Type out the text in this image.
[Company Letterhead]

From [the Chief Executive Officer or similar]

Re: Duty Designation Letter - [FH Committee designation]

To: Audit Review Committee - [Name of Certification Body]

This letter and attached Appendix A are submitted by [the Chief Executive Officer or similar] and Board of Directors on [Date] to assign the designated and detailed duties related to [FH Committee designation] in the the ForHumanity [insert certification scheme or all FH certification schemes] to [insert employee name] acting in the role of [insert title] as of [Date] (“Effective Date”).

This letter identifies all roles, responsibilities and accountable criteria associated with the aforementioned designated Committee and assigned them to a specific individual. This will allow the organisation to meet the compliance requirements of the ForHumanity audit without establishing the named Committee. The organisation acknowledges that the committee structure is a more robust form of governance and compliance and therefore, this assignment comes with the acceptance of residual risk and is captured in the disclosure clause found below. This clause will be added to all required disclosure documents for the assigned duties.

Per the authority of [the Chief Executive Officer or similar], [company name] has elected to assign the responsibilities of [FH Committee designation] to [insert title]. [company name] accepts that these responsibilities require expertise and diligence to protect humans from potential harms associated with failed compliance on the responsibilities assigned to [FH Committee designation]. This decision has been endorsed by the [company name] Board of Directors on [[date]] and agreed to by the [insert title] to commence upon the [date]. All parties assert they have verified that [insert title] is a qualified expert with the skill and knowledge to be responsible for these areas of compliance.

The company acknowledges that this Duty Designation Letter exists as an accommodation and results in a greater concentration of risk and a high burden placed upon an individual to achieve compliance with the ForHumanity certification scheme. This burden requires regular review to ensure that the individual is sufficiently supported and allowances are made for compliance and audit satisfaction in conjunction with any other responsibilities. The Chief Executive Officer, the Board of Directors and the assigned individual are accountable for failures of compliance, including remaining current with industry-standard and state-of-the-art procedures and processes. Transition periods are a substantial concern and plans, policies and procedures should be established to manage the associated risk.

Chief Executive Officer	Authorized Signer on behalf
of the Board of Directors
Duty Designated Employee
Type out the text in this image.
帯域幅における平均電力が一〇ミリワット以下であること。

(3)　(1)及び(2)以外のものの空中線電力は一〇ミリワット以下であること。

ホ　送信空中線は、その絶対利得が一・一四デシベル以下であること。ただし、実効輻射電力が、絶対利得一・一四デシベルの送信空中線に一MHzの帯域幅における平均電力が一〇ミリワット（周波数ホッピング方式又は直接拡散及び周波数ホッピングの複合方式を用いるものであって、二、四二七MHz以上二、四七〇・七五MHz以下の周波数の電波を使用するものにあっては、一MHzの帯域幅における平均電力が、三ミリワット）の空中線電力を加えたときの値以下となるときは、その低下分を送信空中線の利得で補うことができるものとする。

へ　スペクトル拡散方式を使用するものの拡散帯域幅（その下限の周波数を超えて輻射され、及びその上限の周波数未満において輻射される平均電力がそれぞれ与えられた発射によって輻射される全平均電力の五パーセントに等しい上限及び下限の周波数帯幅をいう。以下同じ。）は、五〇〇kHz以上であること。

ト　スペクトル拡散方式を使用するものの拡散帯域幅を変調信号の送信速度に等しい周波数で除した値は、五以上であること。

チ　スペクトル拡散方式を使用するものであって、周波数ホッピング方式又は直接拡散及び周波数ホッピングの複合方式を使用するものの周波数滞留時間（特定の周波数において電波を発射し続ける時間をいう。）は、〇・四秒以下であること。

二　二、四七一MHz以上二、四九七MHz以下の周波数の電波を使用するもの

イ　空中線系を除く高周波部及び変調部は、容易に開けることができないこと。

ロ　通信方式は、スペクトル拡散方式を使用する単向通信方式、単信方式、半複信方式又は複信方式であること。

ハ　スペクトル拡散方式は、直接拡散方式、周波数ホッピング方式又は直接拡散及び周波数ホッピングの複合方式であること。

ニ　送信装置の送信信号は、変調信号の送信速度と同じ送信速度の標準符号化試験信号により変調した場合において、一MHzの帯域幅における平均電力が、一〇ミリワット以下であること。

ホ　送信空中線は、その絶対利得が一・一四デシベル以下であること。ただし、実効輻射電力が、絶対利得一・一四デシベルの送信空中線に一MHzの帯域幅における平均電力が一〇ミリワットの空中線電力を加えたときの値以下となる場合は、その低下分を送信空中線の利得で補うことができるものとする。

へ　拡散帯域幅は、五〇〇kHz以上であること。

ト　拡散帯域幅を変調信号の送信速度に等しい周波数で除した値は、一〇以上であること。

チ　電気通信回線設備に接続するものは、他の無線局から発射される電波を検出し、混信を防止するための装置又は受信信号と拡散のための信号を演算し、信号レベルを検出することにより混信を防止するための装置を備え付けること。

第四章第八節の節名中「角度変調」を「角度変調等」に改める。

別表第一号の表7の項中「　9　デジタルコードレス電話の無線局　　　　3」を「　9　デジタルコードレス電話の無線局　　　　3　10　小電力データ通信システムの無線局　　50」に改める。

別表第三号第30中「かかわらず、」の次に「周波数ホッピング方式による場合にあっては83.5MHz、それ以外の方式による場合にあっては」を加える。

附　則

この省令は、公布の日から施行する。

-----

> What you will do:
The lines above form a set of records; determine how many of them contain the string "実効輻射電力が" and give that number alone.

> Result:
2